** START OF RECORD EXCERPTS **

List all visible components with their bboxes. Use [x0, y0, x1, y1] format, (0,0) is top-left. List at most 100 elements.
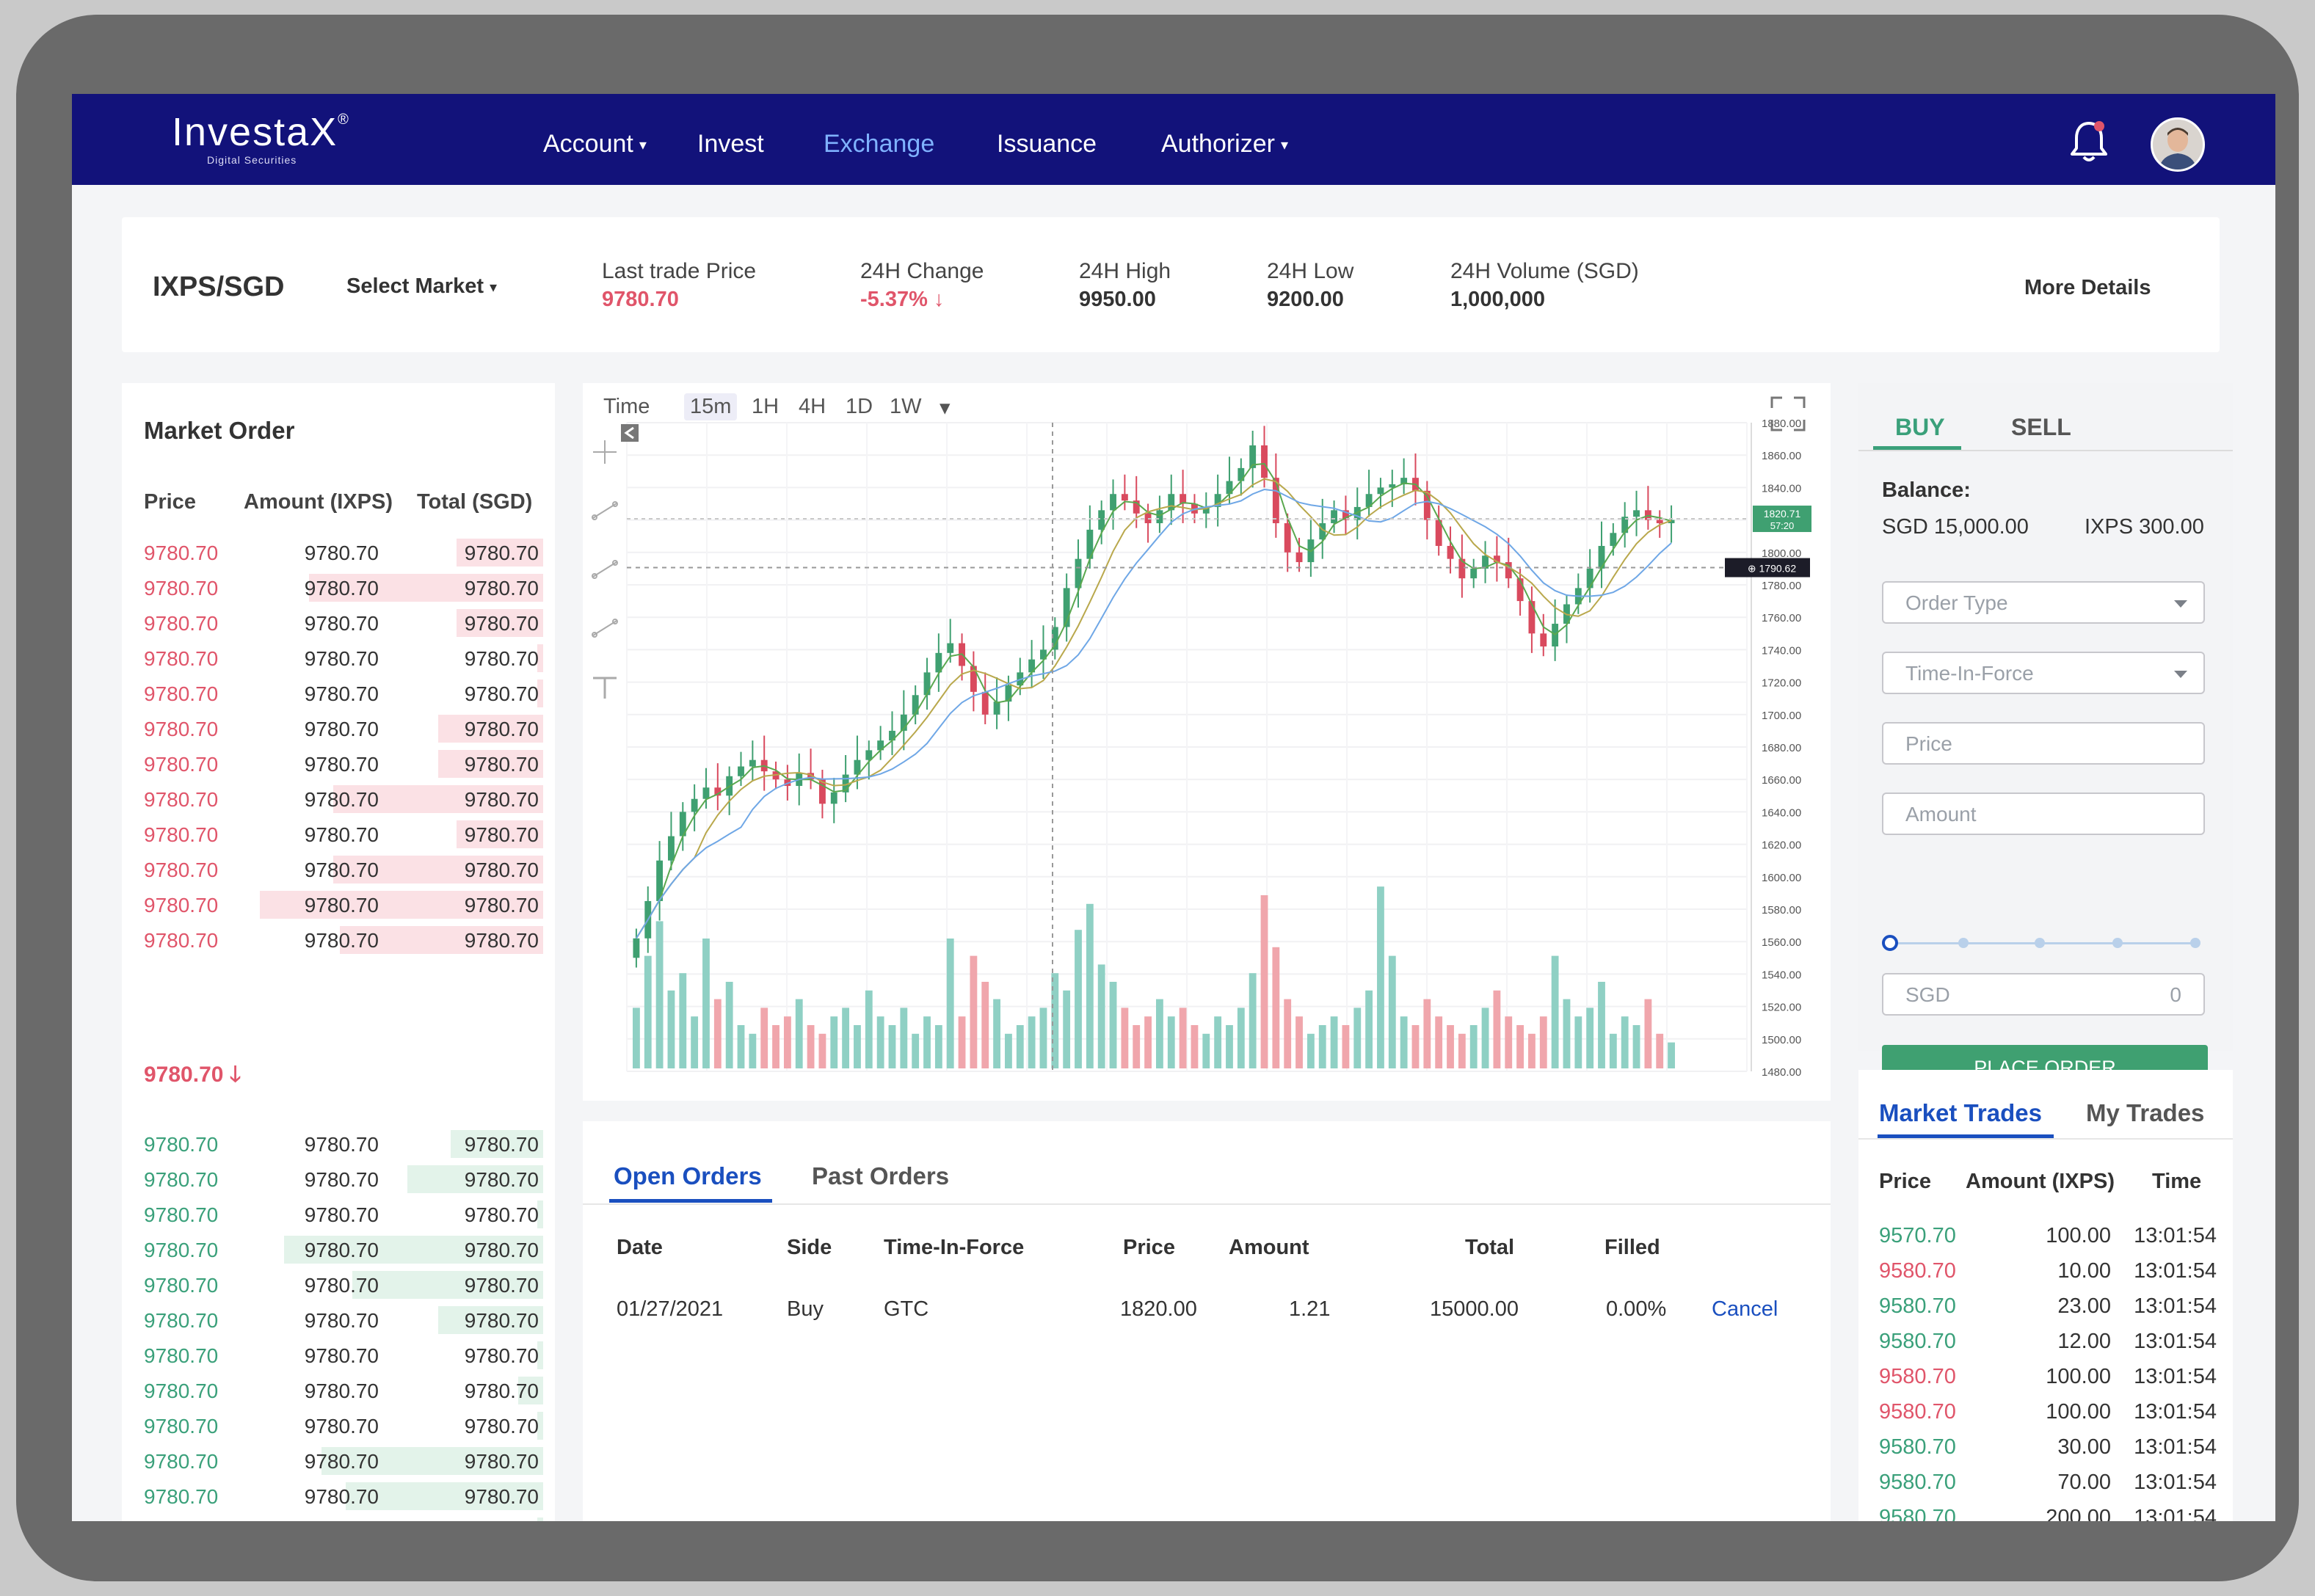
nav-authorizer[interactable]: Authorizer ▾ — [1161, 129, 1288, 160]
candlestick-chart[interactable]: 1880.001860.001840.001820.001800.001780.… — [583, 383, 1831, 1101]
y-tick-label: 1840.00 — [1762, 482, 1801, 495]
more-details-link[interactable]: More Details — [2024, 276, 2151, 300]
ask-row[interactable]: 9780.70 9780.70 9780.70 — [122, 534, 555, 569]
logo-subtitle: Digital Securities — [207, 154, 297, 166]
bid-row[interactable]: 9780.70 9780.70 9780.70 — [122, 1196, 555, 1231]
interval-more-chevron-icon[interactable]: ▾ — [934, 393, 956, 422]
trade-tabs-divider — [1858, 450, 2233, 451]
volume-bar — [1028, 1016, 1036, 1068]
candle-body — [691, 798, 698, 812]
ask-row[interactable]: 9780.70 9780.70 9780.70 — [122, 675, 555, 710]
device-frame: InvestaX® Digital Securities Account ▾ In… — [16, 15, 2299, 1581]
interval-15m[interactable]: 15m — [684, 393, 738, 420]
tab-buy[interactable]: BUY — [1895, 414, 1945, 441]
candle-body — [1610, 533, 1617, 546]
trade-price: 9580.70 — [1879, 1365, 1956, 1388]
chevron-down-icon — [2174, 671, 2187, 678]
order-amount: 9780.70 — [304, 542, 379, 564]
order-price: 9780.70 — [144, 682, 219, 705]
bid-row[interactable]: 9780.70 9780.70 9780.70 — [122, 1126, 555, 1161]
tab-past-orders[interactable]: Past Orders — [812, 1162, 949, 1190]
sgd-total-input[interactable]: SGD 0 — [1882, 973, 2205, 1016]
volume-bar — [1435, 1016, 1443, 1068]
slider-stop-100[interactable] — [2190, 938, 2200, 948]
logo[interactable]: InvestaX® Digital Securities — [172, 112, 349, 166]
nav-issuance[interactable]: Issuance — [997, 129, 1097, 158]
measure-tool-icon[interactable] — [592, 619, 618, 638]
volume-bar — [993, 999, 1001, 1068]
volume-bar — [970, 955, 978, 1068]
ask-row[interactable]: 9780.70 9780.70 9780.70 — [122, 569, 555, 605]
select-market-dropdown[interactable]: Select Market ▾ — [346, 274, 497, 299]
bid-row[interactable]: 9780.70 9780.70 9780.70 — [122, 1302, 555, 1337]
candle-body — [912, 695, 919, 715]
last-price-value: 9780.70 — [144, 1063, 224, 1087]
candle-body — [1272, 478, 1279, 524]
market-trades-panel: Market Trades My Trades Price Amount (IX… — [1858, 1070, 2233, 1521]
candle-body — [923, 672, 931, 696]
candle-body — [947, 643, 954, 653]
ask-row[interactable]: 9780.70 9780.70 9780.70 — [122, 746, 555, 781]
bid-row[interactable]: 9780.70 9780.70 9780.70 — [122, 1267, 555, 1302]
ask-row[interactable]: 9780.70 9780.70 9780.70 — [122, 640, 555, 675]
bid-row[interactable]: 9780.70 9780.70 9780.70 — [122, 1161, 555, 1196]
amount-input[interactable]: Amount — [1882, 792, 2205, 835]
fib-tool-icon[interactable] — [592, 560, 618, 579]
ask-row[interactable]: 9780.70 9780.70 9780.70 — [122, 886, 555, 922]
cancel-order-button[interactable]: Cancel — [1712, 1297, 1778, 1322]
slider-stop-75[interactable] — [2112, 938, 2123, 948]
bid-row[interactable]: 9780.70 9780.70 9780.70 — [122, 1407, 555, 1443]
crosshair-tool-icon[interactable] — [593, 440, 617, 464]
time-in-force-select[interactable]: Time-In-Force — [1882, 652, 2205, 694]
volume-bar — [1632, 1025, 1640, 1068]
bid-row[interactable]: 9780.70 9780.70 9780.70 — [122, 1372, 555, 1407]
tab-open-orders[interactable]: Open Orders — [614, 1162, 762, 1190]
order-price: 1820.00 — [1120, 1297, 1197, 1321]
volume-bar — [633, 1007, 640, 1068]
nav-invest[interactable]: Invest — [697, 129, 764, 158]
interval-1d[interactable]: 1D — [840, 393, 879, 420]
order-type-select[interactable]: Order Type — [1882, 581, 2205, 624]
ask-row[interactable]: 9780.70 9780.70 9780.70 — [122, 922, 555, 957]
bid-row[interactable]: 9780.70 9780.70 9780.70 — [122, 1231, 555, 1267]
nav-exchange[interactable]: Exchange — [824, 129, 934, 158]
avatar[interactable] — [2151, 117, 2205, 172]
text-tool-icon[interactable] — [593, 677, 617, 699]
amount-slider-handle[interactable] — [1882, 935, 1898, 951]
volume-bar — [1481, 1007, 1489, 1068]
stat-value: 9950.00 — [1079, 288, 1156, 311]
order-price: 9780.70 — [144, 612, 219, 635]
volume-bar — [888, 1025, 896, 1068]
interval-1h[interactable]: 1H — [746, 393, 785, 420]
ask-row[interactable]: 9780.70 9780.70 9780.70 — [122, 710, 555, 746]
price-input[interactable]: Price — [1882, 722, 2205, 765]
trend-line-tool-icon[interactable] — [592, 501, 618, 520]
collapse-toolbar-icon[interactable] — [621, 424, 639, 442]
volume-bar — [1388, 955, 1396, 1068]
bid-row[interactable]: 9780.70 9780.70 9780.70 — [122, 1478, 555, 1513]
bell-icon[interactable] — [2067, 117, 2111, 164]
order-amount: 9780.70 — [304, 1380, 379, 1402]
interval-1w[interactable]: 1W — [884, 393, 928, 420]
bid-row[interactable]: 9780.70 9780.70 9780.70 — [122, 1337, 555, 1372]
bid-row[interactable]: 9780.70 9780.70 9780.70 — [122, 1513, 555, 1521]
order-book-header-amount: Amount (IXPS) — [244, 490, 393, 514]
nav-account[interactable]: Account ▾ — [543, 129, 647, 160]
ask-row[interactable]: 9780.70 9780.70 9780.70 — [122, 851, 555, 886]
ask-row[interactable]: 9780.70 9780.70 9780.70 — [122, 605, 555, 640]
volume-bar — [1260, 895, 1268, 1068]
tab-sell[interactable]: SELL — [2011, 414, 2071, 441]
slider-stop-25[interactable] — [1958, 938, 1969, 948]
slider-stop-50[interactable] — [2035, 938, 2045, 948]
interval-4h[interactable]: 4H — [793, 393, 832, 420]
ask-row[interactable]: 9780.70 9780.70 9780.70 — [122, 816, 555, 851]
orders-header-filled: Filled — [1604, 1236, 1660, 1259]
ask-row[interactable]: 9780.70 9780.70 9780.70 — [122, 781, 555, 816]
bid-row[interactable]: 9780.70 9780.70 9780.70 — [122, 1443, 555, 1478]
trade-amount: 10.00 — [2057, 1259, 2111, 1283]
y-tick-label: 1620.00 — [1762, 839, 1801, 852]
tab-my-trades[interactable]: My Trades — [2086, 1099, 2204, 1127]
trade-time: 13:01:54 — [2134, 1506, 2217, 1521]
trade-row: 9580.70 100.00 13:01:54 — [1858, 1400, 2233, 1435]
tab-market-trades[interactable]: Market Trades — [1879, 1099, 2042, 1127]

** END OF RECORD EXCERPTS **

Write out each line of the data above word for word, without the pictures.

List all visible components with their bboxes. Use [x0, y0, x1, y1] format, (0,0) is top-left. List at most 100 elements.
nav-authorizer[interactable]: Authorizer ▾ — [1161, 129, 1288, 160]
candlestick-chart[interactable]: 1880.001860.001840.001820.001800.001780.… — [583, 383, 1831, 1101]
y-tick-label: 1840.00 — [1762, 482, 1801, 495]
more-details-link[interactable]: More Details — [2024, 276, 2151, 300]
ask-row[interactable]: 9780.70 9780.70 9780.70 — [122, 534, 555, 569]
logo-subtitle: Digital Securities — [207, 154, 297, 166]
bid-row[interactable]: 9780.70 9780.70 9780.70 — [122, 1196, 555, 1231]
interval-more-chevron-icon[interactable]: ▾ — [934, 393, 956, 422]
trade-tabs-divider — [1858, 450, 2233, 451]
volume-bar — [1028, 1016, 1036, 1068]
candle-body — [691, 798, 698, 812]
ask-row[interactable]: 9780.70 9780.70 9780.70 — [122, 675, 555, 710]
device-frame: InvestaX® Digital Securities Account ▾ In… — [16, 15, 2299, 1581]
interval-15m[interactable]: 15m — [684, 393, 738, 420]
tab-buy[interactable]: BUY — [1895, 414, 1945, 441]
candle-body — [1610, 533, 1617, 546]
trade-price: 9580.70 — [1879, 1365, 1956, 1388]
chevron-down-icon — [2174, 671, 2187, 678]
order-amount: 9780.70 — [304, 542, 379, 564]
order-price: 9780.70 — [144, 682, 219, 705]
bid-row[interactable]: 9780.70 9780.70 9780.70 — [122, 1126, 555, 1161]
tab-past-orders[interactable]: Past Orders — [812, 1162, 949, 1190]
sgd-total-input[interactable]: SGD 0 — [1882, 973, 2205, 1016]
volume-bar — [1435, 1016, 1443, 1068]
slider-stop-100[interactable] — [2190, 938, 2200, 948]
logo[interactable]: InvestaX® Digital Securities — [172, 112, 349, 166]
nav-issuance[interactable]: Issuance — [997, 129, 1097, 158]
measure-tool-icon[interactable] — [592, 619, 618, 638]
volume-bar — [993, 999, 1001, 1068]
volume-bar — [970, 955, 978, 1068]
ask-row[interactable]: 9780.70 9780.70 9780.70 — [122, 569, 555, 605]
select-market-dropdown[interactable]: Select Market ▾ — [346, 274, 497, 299]
bid-row[interactable]: 9780.70 9780.70 9780.70 — [122, 1302, 555, 1337]
candle-body — [912, 695, 919, 715]
last-price-value: 9780.70 — [144, 1063, 224, 1087]
candle-body — [1272, 478, 1279, 524]
market-trades-panel: Market Trades My Trades Price Amount (IX… — [1858, 1070, 2233, 1521]
candle-body — [923, 672, 931, 696]
candle-body — [947, 643, 954, 653]
ask-row[interactable]: 9780.70 9780.70 9780.70 — [122, 746, 555, 781]
bid-row[interactable]: 9780.70 9780.70 9780.70 — [122, 1267, 555, 1302]
ask-row[interactable]: 9780.70 9780.70 9780.70 — [122, 640, 555, 675]
bid-row[interactable]: 9780.70 9780.70 9780.70 — [122, 1161, 555, 1196]
amount-input[interactable]: Amount — [1882, 792, 2205, 835]
fib-tool-icon[interactable] — [592, 560, 618, 579]
ask-row[interactable]: 9780.70 9780.70 9780.70 — [122, 886, 555, 922]
cancel-order-button[interactable]: Cancel — [1712, 1297, 1778, 1322]
slider-stop-75[interactable] — [2112, 938, 2123, 948]
bid-row[interactable]: 9780.70 9780.70 9780.70 — [122, 1407, 555, 1443]
crosshair-tool-icon[interactable] — [593, 440, 617, 464]
time-in-force-select[interactable]: Time-In-Force — [1882, 652, 2205, 694]
volume-bar — [1632, 1025, 1640, 1068]
bid-row[interactable]: 9780.70 9780.70 9780.70 — [122, 1372, 555, 1407]
tab-open-orders[interactable]: Open Orders — [614, 1162, 762, 1190]
order-price: 1820.00 — [1120, 1297, 1197, 1321]
volume-bar — [633, 1007, 640, 1068]
nav-invest[interactable]: Invest — [697, 129, 764, 158]
interval-1d[interactable]: 1D — [840, 393, 879, 420]
order-type-select[interactable]: Order Type — [1882, 581, 2205, 624]
ask-row[interactable]: 9780.70 9780.70 9780.70 — [122, 922, 555, 957]
bid-row[interactable]: 9780.70 9780.70 9780.70 — [122, 1231, 555, 1267]
nav-exchange[interactable]: Exchange — [824, 129, 934, 158]
avatar[interactable] — [2151, 117, 2205, 172]
text-tool-icon[interactable] — [593, 677, 617, 699]
amount-slider-handle[interactable] — [1882, 935, 1898, 951]
volume-bar — [1481, 1007, 1489, 1068]
stat-value: 9950.00 — [1079, 288, 1156, 311]
order-price: 9780.70 — [144, 612, 219, 635]
volume-bar — [888, 1025, 896, 1068]
interval-1h[interactable]: 1H — [746, 393, 785, 420]
ask-row[interactable]: 9780.70 9780.70 9780.70 — [122, 710, 555, 746]
price-input[interactable]: Price — [1882, 722, 2205, 765]
trend-line-tool-icon[interactable] — [592, 501, 618, 520]
collapse-toolbar-icon[interactable] — [621, 424, 639, 442]
volume-bar — [1388, 955, 1396, 1068]
bid-row[interactable]: 9780.70 9780.70 9780.70 — [122, 1478, 555, 1513]
bell-icon[interactable] — [2067, 117, 2111, 164]
order-amount: 9780.70 — [304, 1380, 379, 1402]
interval-1w[interactable]: 1W — [884, 393, 928, 420]
bid-row[interactable]: 9780.70 9780.70 9780.70 — [122, 1337, 555, 1372]
bid-row[interactable]: 9780.70 9780.70 9780.70 — [122, 1513, 555, 1521]
order-book-header-amount: Amount (IXPS) — [244, 490, 393, 514]
nav-account[interactable]: Account ▾ — [543, 129, 647, 160]
ask-row[interactable]: 9780.70 9780.70 9780.70 — [122, 851, 555, 886]
ask-row[interactable]: 9780.70 9780.70 9780.70 — [122, 605, 555, 640]
volume-bar — [1260, 895, 1268, 1068]
tab-sell[interactable]: SELL — [2011, 414, 2071, 441]
slider-stop-25[interactable] — [1958, 938, 1969, 948]
slider-stop-50[interactable] — [2035, 938, 2045, 948]
interval-4h[interactable]: 4H — [793, 393, 832, 420]
ask-row[interactable]: 9780.70 9780.70 9780.70 — [122, 816, 555, 851]
orders-header-filled: Filled — [1604, 1236, 1660, 1259]
ask-row[interactable]: 9780.70 9780.70 9780.70 — [122, 781, 555, 816]
bid-row[interactable]: 9780.70 9780.70 9780.70 — [122, 1443, 555, 1478]
trade-amount: 10.00 — [2057, 1259, 2111, 1283]
y-tick-label: 1620.00 — [1762, 839, 1801, 852]
tab-my-trades[interactable]: My Trades — [2086, 1099, 2204, 1127]
trade-time: 13:01:54 — [2134, 1506, 2217, 1521]
trade-row: 9580.70 100.00 13:01:54 — [1858, 1400, 2233, 1435]
tab-market-trades[interactable]: Market Trades — [1879, 1099, 2042, 1127]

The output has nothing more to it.